**ITEMS**
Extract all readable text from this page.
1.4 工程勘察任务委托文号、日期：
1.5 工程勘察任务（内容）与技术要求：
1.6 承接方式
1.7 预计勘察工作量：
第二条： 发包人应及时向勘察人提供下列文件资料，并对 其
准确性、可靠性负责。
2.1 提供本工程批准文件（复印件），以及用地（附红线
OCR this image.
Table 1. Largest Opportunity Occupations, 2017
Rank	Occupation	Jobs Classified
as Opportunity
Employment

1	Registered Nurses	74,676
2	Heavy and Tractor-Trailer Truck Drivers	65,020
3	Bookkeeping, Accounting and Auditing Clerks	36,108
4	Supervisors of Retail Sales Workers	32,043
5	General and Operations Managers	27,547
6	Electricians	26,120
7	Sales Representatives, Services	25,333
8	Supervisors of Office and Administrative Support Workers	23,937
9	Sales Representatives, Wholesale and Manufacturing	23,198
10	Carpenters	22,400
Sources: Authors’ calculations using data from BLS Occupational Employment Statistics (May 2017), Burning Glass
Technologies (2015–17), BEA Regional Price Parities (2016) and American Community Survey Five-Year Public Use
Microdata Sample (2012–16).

...

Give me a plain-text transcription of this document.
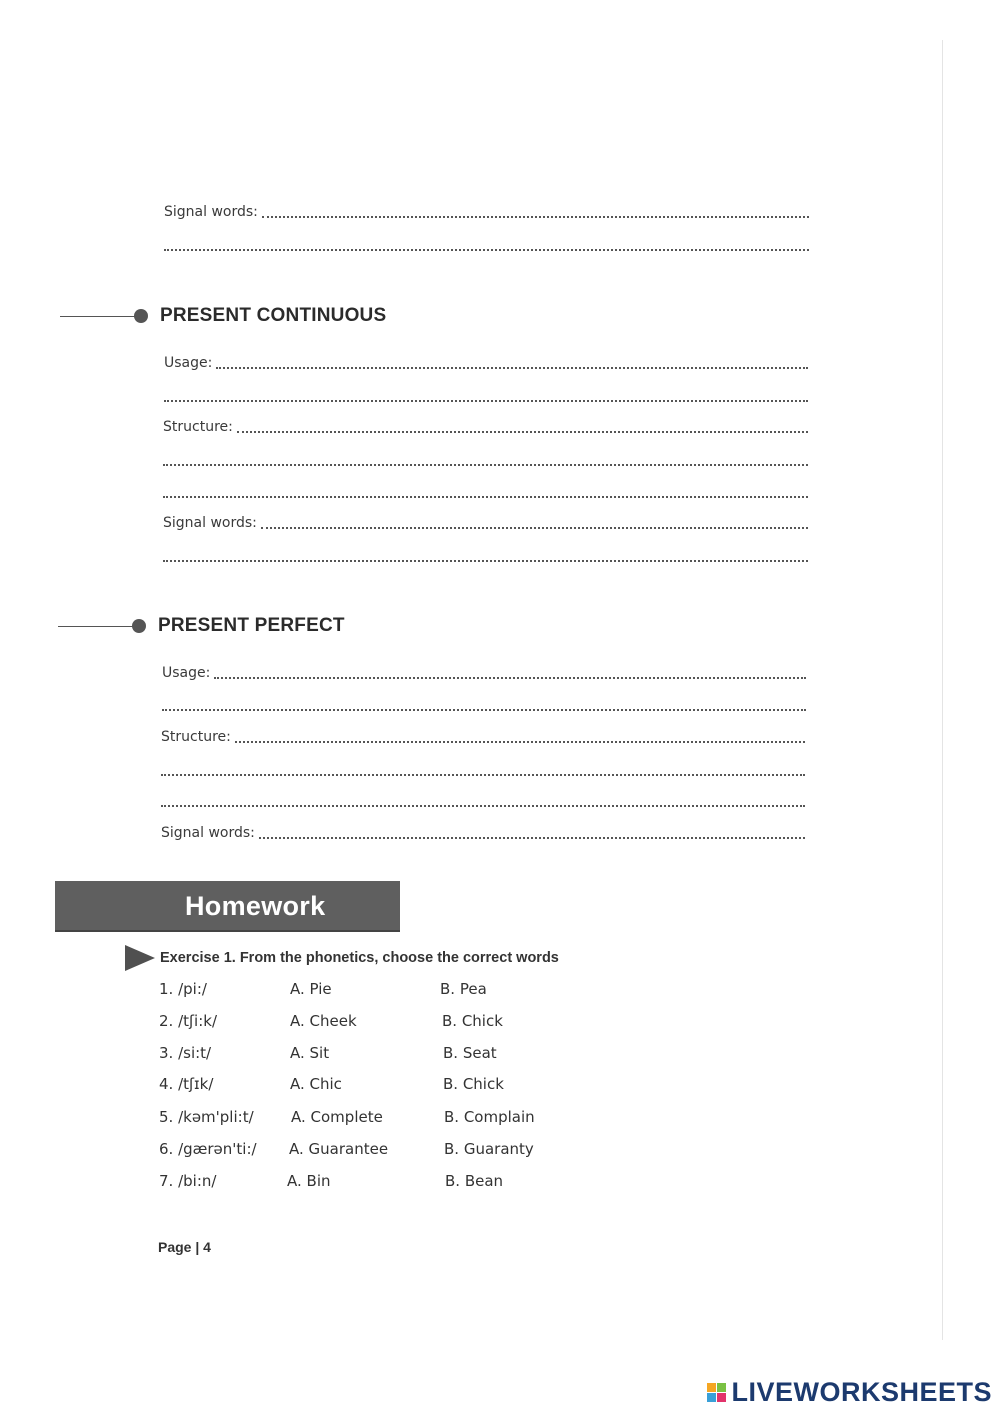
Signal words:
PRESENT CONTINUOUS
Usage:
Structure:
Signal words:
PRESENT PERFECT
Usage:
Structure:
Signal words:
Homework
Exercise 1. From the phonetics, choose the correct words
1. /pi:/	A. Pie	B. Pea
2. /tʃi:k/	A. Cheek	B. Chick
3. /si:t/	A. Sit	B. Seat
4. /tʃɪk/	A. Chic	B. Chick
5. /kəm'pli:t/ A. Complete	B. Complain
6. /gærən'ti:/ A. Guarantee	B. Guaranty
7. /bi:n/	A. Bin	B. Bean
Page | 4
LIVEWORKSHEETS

**TO BE DONE**
Check each line of the data above for the word "Supervisors" and say how many lines contain it, giving nothing besides the number.

**ANSWER FOR THIS EXERCISE**
2